GIVEN INSTRUCTION
Transcribe the material verbatim, from its first line through the line containing "39, 157, 51]", including both of these lines.

SUPPLIED DATA
══════

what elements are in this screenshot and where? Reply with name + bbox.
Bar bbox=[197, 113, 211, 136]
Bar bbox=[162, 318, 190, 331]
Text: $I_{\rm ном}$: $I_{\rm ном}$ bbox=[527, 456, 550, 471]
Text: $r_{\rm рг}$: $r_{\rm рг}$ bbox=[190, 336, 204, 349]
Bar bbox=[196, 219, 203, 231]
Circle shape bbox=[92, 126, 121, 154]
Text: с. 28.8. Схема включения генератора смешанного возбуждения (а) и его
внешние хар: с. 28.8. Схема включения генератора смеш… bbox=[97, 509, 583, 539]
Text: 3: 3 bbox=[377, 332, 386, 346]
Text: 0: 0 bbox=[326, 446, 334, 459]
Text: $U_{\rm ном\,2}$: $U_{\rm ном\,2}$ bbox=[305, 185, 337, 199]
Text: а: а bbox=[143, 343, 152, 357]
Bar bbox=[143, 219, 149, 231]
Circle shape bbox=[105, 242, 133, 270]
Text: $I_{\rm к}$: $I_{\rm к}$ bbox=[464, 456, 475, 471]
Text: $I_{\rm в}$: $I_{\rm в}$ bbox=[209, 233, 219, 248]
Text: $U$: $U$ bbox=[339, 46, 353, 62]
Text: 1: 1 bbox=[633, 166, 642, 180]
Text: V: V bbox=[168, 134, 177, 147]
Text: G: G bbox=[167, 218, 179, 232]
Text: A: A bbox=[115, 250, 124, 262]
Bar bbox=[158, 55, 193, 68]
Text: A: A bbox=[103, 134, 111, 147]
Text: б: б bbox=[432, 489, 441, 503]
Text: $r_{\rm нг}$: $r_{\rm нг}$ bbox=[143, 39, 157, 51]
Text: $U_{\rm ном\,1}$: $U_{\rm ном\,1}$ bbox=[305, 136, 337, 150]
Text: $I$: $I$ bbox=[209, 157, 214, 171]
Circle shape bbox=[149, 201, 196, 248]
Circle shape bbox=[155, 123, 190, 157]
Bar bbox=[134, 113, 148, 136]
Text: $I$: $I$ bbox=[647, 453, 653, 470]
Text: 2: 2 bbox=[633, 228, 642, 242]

══════

SOLUTION
what elements are in this screenshot and where? Reply with name + bbox.
Bar bbox=[197, 113, 211, 136]
Bar bbox=[162, 318, 190, 331]
Text: $I_{\rm ном}$: $I_{\rm ном}$ bbox=[527, 456, 550, 471]
Text: $r_{\rm рг}$: $r_{\rm рг}$ bbox=[190, 336, 204, 349]
Bar bbox=[196, 219, 203, 231]
Circle shape bbox=[92, 126, 121, 154]
Text: с. 28.8. Схема включения генератора смешанного возбуждения (а) и его
внешние хар: с. 28.8. Схема включения генератора смеш… bbox=[97, 509, 583, 539]
Text: 3: 3 bbox=[377, 332, 386, 346]
Text: 0: 0 bbox=[326, 446, 334, 459]
Text: $U_{\rm ном\,2}$: $U_{\rm ном\,2}$ bbox=[305, 185, 337, 199]
Text: а: а bbox=[143, 343, 152, 357]
Bar bbox=[143, 219, 149, 231]
Circle shape bbox=[105, 242, 133, 270]
Text: $I_{\rm к}$: $I_{\rm к}$ bbox=[464, 456, 475, 471]
Text: $I_{\rm в}$: $I_{\rm в}$ bbox=[209, 233, 219, 248]
Text: $U$: $U$ bbox=[339, 46, 353, 62]
Text: 1: 1 bbox=[633, 166, 642, 180]
Text: V: V bbox=[168, 134, 177, 147]
Text: G: G bbox=[167, 218, 179, 232]
Text: A: A bbox=[115, 250, 124, 262]
Bar bbox=[158, 55, 193, 68]
Text: A: A bbox=[103, 134, 111, 147]
Text: б: б bbox=[432, 489, 441, 503]
Text: $r_{\rm нг}$: $r_{\rm нг}$ bbox=[143, 39, 157, 51]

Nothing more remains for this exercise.